__Entries supplied__
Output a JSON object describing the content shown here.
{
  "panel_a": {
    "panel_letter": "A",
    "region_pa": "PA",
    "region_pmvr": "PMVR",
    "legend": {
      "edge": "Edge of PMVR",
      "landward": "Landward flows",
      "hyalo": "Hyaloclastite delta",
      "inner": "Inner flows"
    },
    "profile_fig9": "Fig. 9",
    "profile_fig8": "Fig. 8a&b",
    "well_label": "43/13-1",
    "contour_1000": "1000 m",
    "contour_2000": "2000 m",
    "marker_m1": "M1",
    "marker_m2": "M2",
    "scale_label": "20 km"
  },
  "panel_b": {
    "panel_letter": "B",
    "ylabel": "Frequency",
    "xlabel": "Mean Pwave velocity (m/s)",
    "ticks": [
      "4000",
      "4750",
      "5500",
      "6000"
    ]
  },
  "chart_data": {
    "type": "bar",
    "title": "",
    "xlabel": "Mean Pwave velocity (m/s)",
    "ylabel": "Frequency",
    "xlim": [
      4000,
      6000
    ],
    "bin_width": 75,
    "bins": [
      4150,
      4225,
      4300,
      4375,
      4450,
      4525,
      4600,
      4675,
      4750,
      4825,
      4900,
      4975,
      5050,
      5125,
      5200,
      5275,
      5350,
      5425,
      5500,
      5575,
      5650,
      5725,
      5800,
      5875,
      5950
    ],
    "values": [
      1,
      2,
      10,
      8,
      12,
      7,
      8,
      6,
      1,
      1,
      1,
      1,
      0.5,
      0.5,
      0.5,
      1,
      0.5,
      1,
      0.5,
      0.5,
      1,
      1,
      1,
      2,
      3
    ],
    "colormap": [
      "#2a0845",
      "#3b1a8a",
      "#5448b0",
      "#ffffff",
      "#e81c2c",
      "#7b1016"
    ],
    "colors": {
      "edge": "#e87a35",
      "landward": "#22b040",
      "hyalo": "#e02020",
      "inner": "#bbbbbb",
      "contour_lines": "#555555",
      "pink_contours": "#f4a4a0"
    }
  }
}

__Stated task__
Give every line of the material again, exactly as it reads.

__Result of this task__
Output a JSON object describing the content shown here.
{
  "panel_a": {
    "panel_letter": "A",
    "region_pa": "PA",
    "region_pmvr": "PMVR",
    "legend": {
      "edge": "Edge of PMVR",
      "landward": "Landward flows",
      "hyalo": "Hyaloclastite delta",
      "inner": "Inner flows"
    },
    "profile_fig9": "Fig. 9",
    "profile_fig8": "Fig. 8a&b",
    "well_label": "43/13-1",
    "contour_1000": "1000 m",
    "contour_2000": "2000 m",
    "marker_m1": "M1",
    "marker_m2": "M2",
    "scale_label": "20 km"
  },
  "panel_b": {
    "panel_letter": "B",
    "ylabel": "Frequency",
    "xlabel": "Mean Pwave velocity (m/s)",
    "ticks": [
      "4000",
      "4750",
      "5500",
      "6000"
    ]
  },
  "chart_data": {
    "type": "bar",
    "title": "",
    "xlabel": "Mean Pwave velocity (m/s)",
    "ylabel": "Frequency",
    "xlim": [
      4000,
      6000
    ],
    "bin_width": 75,
    "bins": [
      4150,
      4225,
      4300,
      4375,
      4450,
      4525,
      4600,
      4675,
      4750,
      4825,
      4900,
      4975,
      5050,
      5125,
      5200,
      5275,
      5350,
      5425,
      5500,
      5575,
      5650,
      5725,
      5800,
      5875,
      5950
    ],
    "values": [
      1,
      2,
      10,
      8,
      12,
      7,
      8,
      6,
      1,
      1,
      1,
      1,
      0.5,
      0.5,
      0.5,
      1,
      0.5,
      1,
      0.5,
      0.5,
      1,
      1,
      1,
      2,
      3
    ],
    "colormap": [
      "#2a0845",
      "#3b1a8a",
      "#5448b0",
      "#ffffff",
      "#e81c2c",
      "#7b1016"
    ],
    "colors": {
      "edge": "#e87a35",
      "landward": "#22b040",
      "hyalo": "#e02020",
      "inner": "#bbbbbb",
      "contour_lines": "#555555",
      "pink_contours": "#f4a4a0"
    }
  }
}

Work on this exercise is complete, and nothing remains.